Data extracted from a collection
▬▬▬

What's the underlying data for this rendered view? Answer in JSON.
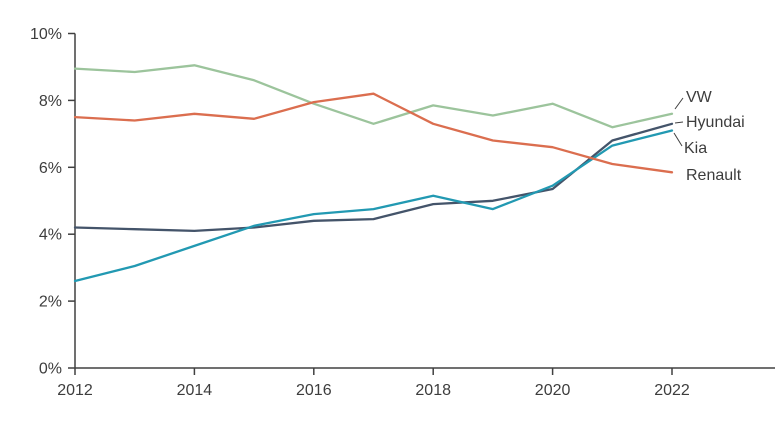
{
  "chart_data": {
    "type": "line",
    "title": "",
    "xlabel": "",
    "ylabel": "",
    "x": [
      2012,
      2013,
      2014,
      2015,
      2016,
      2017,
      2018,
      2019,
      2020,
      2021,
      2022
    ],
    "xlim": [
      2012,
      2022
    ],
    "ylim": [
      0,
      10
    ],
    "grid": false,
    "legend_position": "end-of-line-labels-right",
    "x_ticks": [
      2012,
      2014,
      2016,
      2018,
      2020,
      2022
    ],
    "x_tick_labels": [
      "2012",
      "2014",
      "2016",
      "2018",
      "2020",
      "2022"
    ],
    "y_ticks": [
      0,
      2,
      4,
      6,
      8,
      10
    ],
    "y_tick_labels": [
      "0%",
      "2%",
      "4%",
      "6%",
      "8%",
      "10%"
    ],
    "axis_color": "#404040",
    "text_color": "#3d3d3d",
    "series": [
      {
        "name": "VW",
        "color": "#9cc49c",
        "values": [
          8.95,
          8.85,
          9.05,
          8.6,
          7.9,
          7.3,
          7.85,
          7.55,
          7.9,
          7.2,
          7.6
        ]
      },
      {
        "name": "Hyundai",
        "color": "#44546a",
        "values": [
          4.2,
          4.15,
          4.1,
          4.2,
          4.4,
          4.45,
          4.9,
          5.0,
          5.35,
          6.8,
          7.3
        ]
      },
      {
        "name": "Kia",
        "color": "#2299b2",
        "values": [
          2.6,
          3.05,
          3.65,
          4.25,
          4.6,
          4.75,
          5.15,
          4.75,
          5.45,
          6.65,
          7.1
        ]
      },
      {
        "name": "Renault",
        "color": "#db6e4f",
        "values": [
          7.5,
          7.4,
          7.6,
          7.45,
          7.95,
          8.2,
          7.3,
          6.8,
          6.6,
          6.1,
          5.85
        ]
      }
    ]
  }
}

▬▬▬

YOUR OBJECTIVE: Make an exact copy of every entry above, minus the images.

RESPONSE TO THE TASK:
What's the underlying data for this rendered view? Answer in JSON.
{
  "chart_data": {
    "type": "line",
    "title": "",
    "xlabel": "",
    "ylabel": "",
    "x": [
      2012,
      2013,
      2014,
      2015,
      2016,
      2017,
      2018,
      2019,
      2020,
      2021,
      2022
    ],
    "xlim": [
      2012,
      2022
    ],
    "ylim": [
      0,
      10
    ],
    "grid": false,
    "legend_position": "end-of-line-labels-right",
    "x_ticks": [
      2012,
      2014,
      2016,
      2018,
      2020,
      2022
    ],
    "x_tick_labels": [
      "2012",
      "2014",
      "2016",
      "2018",
      "2020",
      "2022"
    ],
    "y_ticks": [
      0,
      2,
      4,
      6,
      8,
      10
    ],
    "y_tick_labels": [
      "0%",
      "2%",
      "4%",
      "6%",
      "8%",
      "10%"
    ],
    "axis_color": "#404040",
    "text_color": "#3d3d3d",
    "series": [
      {
        "name": "VW",
        "color": "#9cc49c",
        "values": [
          8.95,
          8.85,
          9.05,
          8.6,
          7.9,
          7.3,
          7.85,
          7.55,
          7.9,
          7.2,
          7.6
        ]
      },
      {
        "name": "Hyundai",
        "color": "#44546a",
        "values": [
          4.2,
          4.15,
          4.1,
          4.2,
          4.4,
          4.45,
          4.9,
          5.0,
          5.35,
          6.8,
          7.3
        ]
      },
      {
        "name": "Kia",
        "color": "#2299b2",
        "values": [
          2.6,
          3.05,
          3.65,
          4.25,
          4.6,
          4.75,
          5.15,
          4.75,
          5.45,
          6.65,
          7.1
        ]
      },
      {
        "name": "Renault",
        "color": "#db6e4f",
        "values": [
          7.5,
          7.4,
          7.6,
          7.45,
          7.95,
          8.2,
          7.3,
          6.8,
          6.6,
          6.1,
          5.85
        ]
      }
    ]
  }
}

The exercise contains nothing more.